*Required work*. Nothing but the lines from the one that contains "Convert this screenshot" through the end of the listing should appear, set down exactly.
## start Exercise input
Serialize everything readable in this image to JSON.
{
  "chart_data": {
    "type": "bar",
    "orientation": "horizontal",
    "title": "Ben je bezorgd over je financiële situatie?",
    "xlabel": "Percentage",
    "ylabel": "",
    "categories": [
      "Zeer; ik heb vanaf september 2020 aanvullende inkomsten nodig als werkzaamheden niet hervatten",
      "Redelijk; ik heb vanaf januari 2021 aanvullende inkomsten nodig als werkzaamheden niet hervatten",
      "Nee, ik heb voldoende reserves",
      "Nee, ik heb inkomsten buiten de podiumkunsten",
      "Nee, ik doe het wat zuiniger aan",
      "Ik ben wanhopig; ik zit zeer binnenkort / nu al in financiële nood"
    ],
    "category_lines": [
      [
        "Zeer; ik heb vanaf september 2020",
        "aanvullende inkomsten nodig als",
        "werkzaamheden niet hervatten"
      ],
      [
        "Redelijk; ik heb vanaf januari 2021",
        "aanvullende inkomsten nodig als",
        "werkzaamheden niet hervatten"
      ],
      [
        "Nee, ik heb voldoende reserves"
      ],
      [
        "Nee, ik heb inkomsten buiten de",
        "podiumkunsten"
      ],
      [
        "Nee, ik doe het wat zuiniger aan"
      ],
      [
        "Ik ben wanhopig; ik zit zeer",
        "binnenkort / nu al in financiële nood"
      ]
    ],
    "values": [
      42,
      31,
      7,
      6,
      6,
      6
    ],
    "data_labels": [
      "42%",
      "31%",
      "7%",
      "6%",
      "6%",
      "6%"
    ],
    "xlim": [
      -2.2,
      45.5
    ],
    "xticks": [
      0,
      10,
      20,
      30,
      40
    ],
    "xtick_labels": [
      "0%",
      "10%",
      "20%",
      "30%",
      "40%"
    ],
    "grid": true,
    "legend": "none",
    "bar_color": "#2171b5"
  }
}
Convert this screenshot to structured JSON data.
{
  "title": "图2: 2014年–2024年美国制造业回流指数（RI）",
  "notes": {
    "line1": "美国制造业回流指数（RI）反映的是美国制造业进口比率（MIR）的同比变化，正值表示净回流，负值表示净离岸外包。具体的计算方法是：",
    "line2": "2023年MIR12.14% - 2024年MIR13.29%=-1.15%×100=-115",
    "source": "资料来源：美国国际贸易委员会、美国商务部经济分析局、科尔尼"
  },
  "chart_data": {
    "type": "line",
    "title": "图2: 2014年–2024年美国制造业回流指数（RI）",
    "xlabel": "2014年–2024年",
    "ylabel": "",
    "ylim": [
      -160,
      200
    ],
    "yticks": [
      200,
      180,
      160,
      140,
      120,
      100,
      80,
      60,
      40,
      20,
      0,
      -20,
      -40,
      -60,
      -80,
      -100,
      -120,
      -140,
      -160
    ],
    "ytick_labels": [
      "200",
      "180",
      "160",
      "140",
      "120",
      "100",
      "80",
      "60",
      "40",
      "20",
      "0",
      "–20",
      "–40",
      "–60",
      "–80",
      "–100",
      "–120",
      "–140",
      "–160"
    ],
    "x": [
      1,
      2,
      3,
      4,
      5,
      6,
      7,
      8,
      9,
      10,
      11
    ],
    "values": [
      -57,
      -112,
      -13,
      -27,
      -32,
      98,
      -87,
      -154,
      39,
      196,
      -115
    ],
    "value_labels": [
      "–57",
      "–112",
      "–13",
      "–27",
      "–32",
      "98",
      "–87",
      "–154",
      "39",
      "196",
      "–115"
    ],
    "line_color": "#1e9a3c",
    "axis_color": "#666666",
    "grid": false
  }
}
## end Exercise input
*Exercise solution*.
Convert this screenshot to structured JSON data.
{
  "title": "图2: 2014年–2024年美国制造业回流指数（RI）",
  "notes": {
    "line1": "美国制造业回流指数（RI）反映的是美国制造业进口比率（MIR）的同比变化，正值表示净回流，负值表示净离岸外包。具体的计算方法是：",
    "line2": "2023年MIR12.14% - 2024年MIR13.29%=-1.15%×100=-115",
    "source": "资料来源：美国国际贸易委员会、美国商务部经济分析局、科尔尼"
  },
  "chart_data": {
    "type": "line",
    "title": "图2: 2014年–2024年美国制造业回流指数（RI）",
    "xlabel": "2014年–2024年",
    "ylabel": "",
    "ylim": [
      -160,
      200
    ],
    "yticks": [
      200,
      180,
      160,
      140,
      120,
      100,
      80,
      60,
      40,
      20,
      0,
      -20,
      -40,
      -60,
      -80,
      -100,
      -120,
      -140,
      -160
    ],
    "ytick_labels": [
      "200",
      "180",
      "160",
      "140",
      "120",
      "100",
      "80",
      "60",
      "40",
      "20",
      "0",
      "–20",
      "–40",
      "–60",
      "–80",
      "–100",
      "–120",
      "–140",
      "–160"
    ],
    "x": [
      1,
      2,
      3,
      4,
      5,
      6,
      7,
      8,
      9,
      10,
      11
    ],
    "values": [
      -57,
      -112,
      -13,
      -27,
      -32,
      98,
      -87,
      -154,
      39,
      196,
      -115
    ],
    "value_labels": [
      "–57",
      "–112",
      "–13",
      "–27",
      "–32",
      "98",
      "–87",
      "–154",
      "39",
      "196",
      "–115"
    ],
    "line_color": "#1e9a3c",
    "axis_color": "#666666",
    "grid": false
  }
}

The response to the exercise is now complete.